**What to work on**: A verbatim copy of the records is required, with all pictures left out.

**Extracted data**:

▬▬▬

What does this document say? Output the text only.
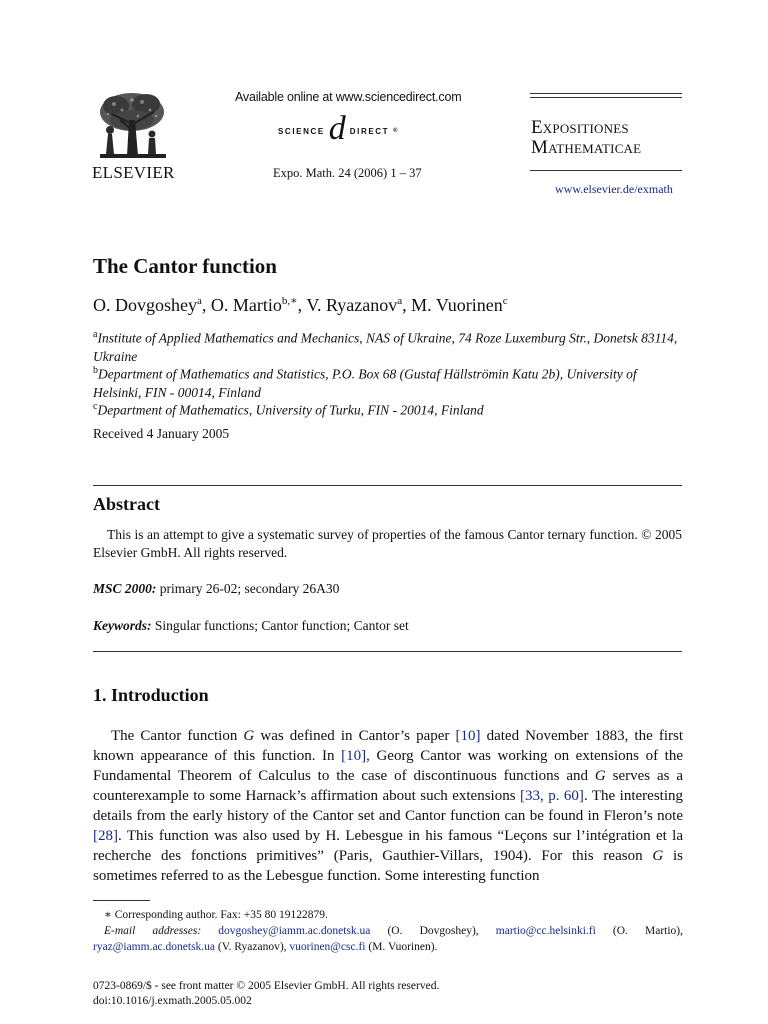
ELSEVIER
Available online at www.sciencedirect.com
SCIENCE d DIRECT ®
Expo. Math. 24 (2006) 1 – 37
Expositiones
Mathematicae
www.elsevier.de/exmath
The Cantor function
O. Dovgoshey$^a$, O. Martio$^{b,∗}$, V. Ryazanov$^a$, M. Vuorinen$^c$
$^a$Institute of Applied Mathematics and Mechanics, NAS of Ukraine, 74 Roze Luxemburg Str., Donetsk 83114, Ukraine
$^b$Department of Mathematics and Statistics, P.O. Box 68 (Gustaf Hällströmin Katu 2b), University of Helsinki, FIN - 00014, Finland
$^c$Department of Mathematics, University of Turku, FIN - 20014, Finland
Received 4 January 2005
Abstract
This is an attempt to give a systematic survey of properties of the famous Cantor ternary function. © 2005 Elsevier GmbH. All rights reserved.
MSC 2000: primary 26-02; secondary 26A30
Keywords: Singular functions; Cantor function; Cantor set
1. Introduction

The Cantor function G was defined in Cantor’s paper [10] dated November 1883, the first known appearance of this function. In [10], Georg Cantor was working on extensions of the Fundamental Theorem of Calculus to the case of discontinuous functions and G serves as a counterexample to some Harnack’s affirmation about such extensions [33, p. 60]. The interesting details from the early history of the Cantor set and Cantor function can be found in Fleron’s note [28]. This function was also used by H. Lebesgue in his famous “Leçons sur l’intégration et la recherche des fonctions primitives” (Paris, Gauthier-Villars, 1904). For this reason G is sometimes referred to as the Lebesgue function. Some interesting function

∗ Corresponding author. Fax: +35 80 19122879.
E-mail addresses: dovgoshey@iamm.ac.donetsk.ua (O. Dovgoshey), martio@cc.helsinki.fi (O. Martio), ryaz@iamm.ac.donetsk.ua (V. Ryazanov), vuorinen@csc.fi (M. Vuorinen).
0723-0869/$ - see front matter © 2005 Elsevier GmbH. All rights reserved.
doi:10.1016/j.exmath.2005.05.002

▬▬▬

**Expected answer**:
What does this document say? Output the text only.
ELSEVIER
Available online at www.sciencedirect.com
SCIENCE d DIRECT ®
Expo. Math. 24 (2006) 1 – 37
Expositiones
Mathematicae
www.elsevier.de/exmath
The Cantor function
O. Dovgoshey$^a$, O. Martio$^{b,∗}$, V. Ryazanov$^a$, M. Vuorinen$^c$
$^a$Institute of Applied Mathematics and Mechanics, NAS of Ukraine, 74 Roze Luxemburg Str., Donetsk 83114, Ukraine
$^b$Department of Mathematics and Statistics, P.O. Box 68 (Gustaf Hällströmin Katu 2b), University of Helsinki, FIN - 00014, Finland
$^c$Department of Mathematics, University of Turku, FIN - 20014, Finland
Received 4 January 2005
Abstract
This is an attempt to give a systematic survey of properties of the famous Cantor ternary function. © 2005 Elsevier GmbH. All rights reserved.
MSC 2000: primary 26-02; secondary 26A30
Keywords: Singular functions; Cantor function; Cantor set
1. Introduction

The Cantor function G was defined in Cantor’s paper [10] dated November 1883, the first known appearance of this function. In [10], Georg Cantor was working on extensions of the Fundamental Theorem of Calculus to the case of discontinuous functions and G serves as a counterexample to some Harnack’s affirmation about such extensions [33, p. 60]. The interesting details from the early history of the Cantor set and Cantor function can be found in Fleron’s note [28]. This function was also used by H. Lebesgue in his famous “Leçons sur l’intégration et la recherche des fonctions primitives” (Paris, Gauthier-Villars, 1904). For this reason G is sometimes referred to as the Lebesgue function. Some interesting function

∗ Corresponding author. Fax: +35 80 19122879.
E-mail addresses: dovgoshey@iamm.ac.donetsk.ua (O. Dovgoshey), martio@cc.helsinki.fi (O. Martio), ryaz@iamm.ac.donetsk.ua (V. Ryazanov), vuorinen@csc.fi (M. Vuorinen).
0723-0869/$ - see front matter © 2005 Elsevier GmbH. All rights reserved.
doi:10.1016/j.exmath.2005.05.002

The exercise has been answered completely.